→ Stated problem
Repeat the full listing, word for word.

— BEGIN Supplied records —

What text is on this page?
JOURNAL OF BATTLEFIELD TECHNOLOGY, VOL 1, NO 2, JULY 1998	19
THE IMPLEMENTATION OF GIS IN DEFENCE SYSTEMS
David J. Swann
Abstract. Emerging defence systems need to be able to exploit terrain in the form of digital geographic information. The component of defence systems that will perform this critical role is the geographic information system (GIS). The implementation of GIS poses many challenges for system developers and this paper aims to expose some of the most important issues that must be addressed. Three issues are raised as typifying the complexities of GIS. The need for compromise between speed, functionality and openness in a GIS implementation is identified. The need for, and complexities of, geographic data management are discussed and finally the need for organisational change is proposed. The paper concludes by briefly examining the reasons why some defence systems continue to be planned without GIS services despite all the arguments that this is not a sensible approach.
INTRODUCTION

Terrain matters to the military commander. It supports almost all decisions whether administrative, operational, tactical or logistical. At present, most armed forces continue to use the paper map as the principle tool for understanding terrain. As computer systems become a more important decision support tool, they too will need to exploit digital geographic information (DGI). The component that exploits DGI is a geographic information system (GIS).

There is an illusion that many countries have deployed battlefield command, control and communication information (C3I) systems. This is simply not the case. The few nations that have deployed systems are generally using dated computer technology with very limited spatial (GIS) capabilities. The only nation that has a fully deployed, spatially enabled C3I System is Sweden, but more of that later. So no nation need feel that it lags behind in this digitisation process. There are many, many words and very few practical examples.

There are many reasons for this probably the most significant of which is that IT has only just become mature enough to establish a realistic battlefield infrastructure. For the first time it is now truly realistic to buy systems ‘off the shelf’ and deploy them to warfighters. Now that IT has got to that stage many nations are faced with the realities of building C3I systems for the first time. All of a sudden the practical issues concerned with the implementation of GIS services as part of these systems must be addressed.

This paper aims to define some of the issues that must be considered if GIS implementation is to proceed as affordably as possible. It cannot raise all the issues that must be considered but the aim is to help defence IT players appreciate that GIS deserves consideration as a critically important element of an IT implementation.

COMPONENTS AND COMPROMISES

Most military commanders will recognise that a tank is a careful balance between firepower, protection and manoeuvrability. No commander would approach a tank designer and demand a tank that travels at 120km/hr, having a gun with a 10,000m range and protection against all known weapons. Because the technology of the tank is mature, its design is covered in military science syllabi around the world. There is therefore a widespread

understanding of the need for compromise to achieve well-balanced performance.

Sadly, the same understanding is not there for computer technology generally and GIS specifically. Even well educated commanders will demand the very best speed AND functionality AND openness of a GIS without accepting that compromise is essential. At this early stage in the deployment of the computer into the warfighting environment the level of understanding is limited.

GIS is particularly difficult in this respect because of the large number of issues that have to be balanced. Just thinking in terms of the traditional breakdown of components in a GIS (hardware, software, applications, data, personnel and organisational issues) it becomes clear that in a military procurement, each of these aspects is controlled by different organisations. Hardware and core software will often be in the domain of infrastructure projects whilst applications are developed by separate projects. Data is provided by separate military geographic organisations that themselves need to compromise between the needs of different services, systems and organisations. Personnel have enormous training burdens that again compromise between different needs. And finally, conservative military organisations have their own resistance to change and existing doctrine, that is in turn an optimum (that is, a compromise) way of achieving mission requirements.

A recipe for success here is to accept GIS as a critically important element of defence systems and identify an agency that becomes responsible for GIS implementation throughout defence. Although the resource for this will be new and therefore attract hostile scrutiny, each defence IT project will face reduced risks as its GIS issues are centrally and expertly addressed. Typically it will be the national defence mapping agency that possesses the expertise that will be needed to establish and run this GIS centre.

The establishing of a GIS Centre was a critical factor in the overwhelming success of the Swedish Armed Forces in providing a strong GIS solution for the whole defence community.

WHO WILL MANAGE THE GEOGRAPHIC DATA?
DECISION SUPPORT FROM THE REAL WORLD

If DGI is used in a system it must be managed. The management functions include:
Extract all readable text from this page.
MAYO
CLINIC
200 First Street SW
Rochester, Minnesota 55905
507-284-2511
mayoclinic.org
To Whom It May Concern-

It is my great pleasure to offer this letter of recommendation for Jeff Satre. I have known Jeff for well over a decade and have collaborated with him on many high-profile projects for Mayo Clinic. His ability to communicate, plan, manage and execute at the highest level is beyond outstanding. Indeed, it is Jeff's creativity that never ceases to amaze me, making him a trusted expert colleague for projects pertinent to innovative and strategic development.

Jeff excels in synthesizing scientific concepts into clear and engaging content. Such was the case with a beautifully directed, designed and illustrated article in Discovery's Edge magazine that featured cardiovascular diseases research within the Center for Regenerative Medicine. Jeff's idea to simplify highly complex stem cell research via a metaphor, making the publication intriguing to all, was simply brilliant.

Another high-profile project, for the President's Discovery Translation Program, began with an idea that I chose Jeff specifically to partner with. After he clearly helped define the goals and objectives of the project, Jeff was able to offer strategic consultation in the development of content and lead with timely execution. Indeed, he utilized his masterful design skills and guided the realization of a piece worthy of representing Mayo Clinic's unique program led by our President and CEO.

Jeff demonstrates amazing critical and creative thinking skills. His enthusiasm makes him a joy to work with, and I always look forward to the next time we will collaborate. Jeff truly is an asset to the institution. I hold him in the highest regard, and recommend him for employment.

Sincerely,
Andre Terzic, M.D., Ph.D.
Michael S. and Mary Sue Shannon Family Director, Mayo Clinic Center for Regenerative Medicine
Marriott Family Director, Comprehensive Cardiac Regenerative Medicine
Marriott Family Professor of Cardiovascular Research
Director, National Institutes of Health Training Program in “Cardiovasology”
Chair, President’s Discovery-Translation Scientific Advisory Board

— END Supplied records —

→ Result
What text is on this page?
JOURNAL OF BATTLEFIELD TECHNOLOGY, VOL 1, NO 2, JULY 1998	19
THE IMPLEMENTATION OF GIS IN DEFENCE SYSTEMS
David J. Swann
Abstract. Emerging defence systems need to be able to exploit terrain in the form of digital geographic information. The component of defence systems that will perform this critical role is the geographic information system (GIS). The implementation of GIS poses many challenges for system developers and this paper aims to expose some of the most important issues that must be addressed. Three issues are raised as typifying the complexities of GIS. The need for compromise between speed, functionality and openness in a GIS implementation is identified. The need for, and complexities of, geographic data management are discussed and finally the need for organisational change is proposed. The paper concludes by briefly examining the reasons why some defence systems continue to be planned without GIS services despite all the arguments that this is not a sensible approach.
INTRODUCTION

Terrain matters to the military commander. It supports almost all decisions whether administrative, operational, tactical or logistical. At present, most armed forces continue to use the paper map as the principle tool for understanding terrain. As computer systems become a more important decision support tool, they too will need to exploit digital geographic information (DGI). The component that exploits DGI is a geographic information system (GIS).

There is an illusion that many countries have deployed battlefield command, control and communication information (C3I) systems. This is simply not the case. The few nations that have deployed systems are generally using dated computer technology with very limited spatial (GIS) capabilities. The only nation that has a fully deployed, spatially enabled C3I System is Sweden, but more of that later. So no nation need feel that it lags behind in this digitisation process. There are many, many words and very few practical examples.

There are many reasons for this probably the most significant of which is that IT has only just become mature enough to establish a realistic battlefield infrastructure. For the first time it is now truly realistic to buy systems ‘off the shelf’ and deploy them to warfighters. Now that IT has got to that stage many nations are faced with the realities of building C3I systems for the first time. All of a sudden the practical issues concerned with the implementation of GIS services as part of these systems must be addressed.

This paper aims to define some of the issues that must be considered if GIS implementation is to proceed as affordably as possible. It cannot raise all the issues that must be considered but the aim is to help defence IT players appreciate that GIS deserves consideration as a critically important element of an IT implementation.

COMPONENTS AND COMPROMISES

Most military commanders will recognise that a tank is a careful balance between firepower, protection and manoeuvrability. No commander would approach a tank designer and demand a tank that travels at 120km/hr, having a gun with a 10,000m range and protection against all known weapons. Because the technology of the tank is mature, its design is covered in military science syllabi around the world. There is therefore a widespread

understanding of the need for compromise to achieve well-balanced performance.

Sadly, the same understanding is not there for computer technology generally and GIS specifically. Even well educated commanders will demand the very best speed AND functionality AND openness of a GIS without accepting that compromise is essential. At this early stage in the deployment of the computer into the warfighting environment the level of understanding is limited.

GIS is particularly difficult in this respect because of the large number of issues that have to be balanced. Just thinking in terms of the traditional breakdown of components in a GIS (hardware, software, applications, data, personnel and organisational issues) it becomes clear that in a military procurement, each of these aspects is controlled by different organisations. Hardware and core software will often be in the domain of infrastructure projects whilst applications are developed by separate projects. Data is provided by separate military geographic organisations that themselves need to compromise between the needs of different services, systems and organisations. Personnel have enormous training burdens that again compromise between different needs. And finally, conservative military organisations have their own resistance to change and existing doctrine, that is in turn an optimum (that is, a compromise) way of achieving mission requirements.

A recipe for success here is to accept GIS as a critically important element of defence systems and identify an agency that becomes responsible for GIS implementation throughout defence. Although the resource for this will be new and therefore attract hostile scrutiny, each defence IT project will face reduced risks as its GIS issues are centrally and expertly addressed. Typically it will be the national defence mapping agency that possesses the expertise that will be needed to establish and run this GIS centre.

The establishing of a GIS Centre was a critical factor in the overwhelming success of the Swedish Armed Forces in providing a strong GIS solution for the whole defence community.

WHO WILL MANAGE THE GEOGRAPHIC DATA?
DECISION SUPPORT FROM THE REAL WORLD

If DGI is used in a system it must be managed. The management functions include:
Extract all readable text from this page.
MAYO
CLINIC
200 First Street SW
Rochester, Minnesota 55905
507-284-2511
mayoclinic.org
To Whom It May Concern-

It is my great pleasure to offer this letter of recommendation for Jeff Satre. I have known Jeff for well over a decade and have collaborated with him on many high-profile projects for Mayo Clinic. His ability to communicate, plan, manage and execute at the highest level is beyond outstanding. Indeed, it is Jeff's creativity that never ceases to amaze me, making him a trusted expert colleague for projects pertinent to innovative and strategic development.

Jeff excels in synthesizing scientific concepts into clear and engaging content. Such was the case with a beautifully directed, designed and illustrated article in Discovery's Edge magazine that featured cardiovascular diseases research within the Center for Regenerative Medicine. Jeff's idea to simplify highly complex stem cell research via a metaphor, making the publication intriguing to all, was simply brilliant.

Another high-profile project, for the President's Discovery Translation Program, began with an idea that I chose Jeff specifically to partner with. After he clearly helped define the goals and objectives of the project, Jeff was able to offer strategic consultation in the development of content and lead with timely execution. Indeed, he utilized his masterful design skills and guided the realization of a piece worthy of representing Mayo Clinic's unique program led by our President and CEO.

Jeff demonstrates amazing critical and creative thinking skills. His enthusiasm makes him a joy to work with, and I always look forward to the next time we will collaborate. Jeff truly is an asset to the institution. I hold him in the highest regard, and recommend him for employment.

Sincerely,
Andre Terzic, M.D., Ph.D.
Michael S. and Mary Sue Shannon Family Director, Mayo Clinic Center for Regenerative Medicine
Marriott Family Director, Comprehensive Cardiac Regenerative Medicine
Marriott Family Professor of Cardiovascular Research
Director, National Institutes of Health Training Program in “Cardiovasology”
Chair, President’s Discovery-Translation Scientific Advisory Board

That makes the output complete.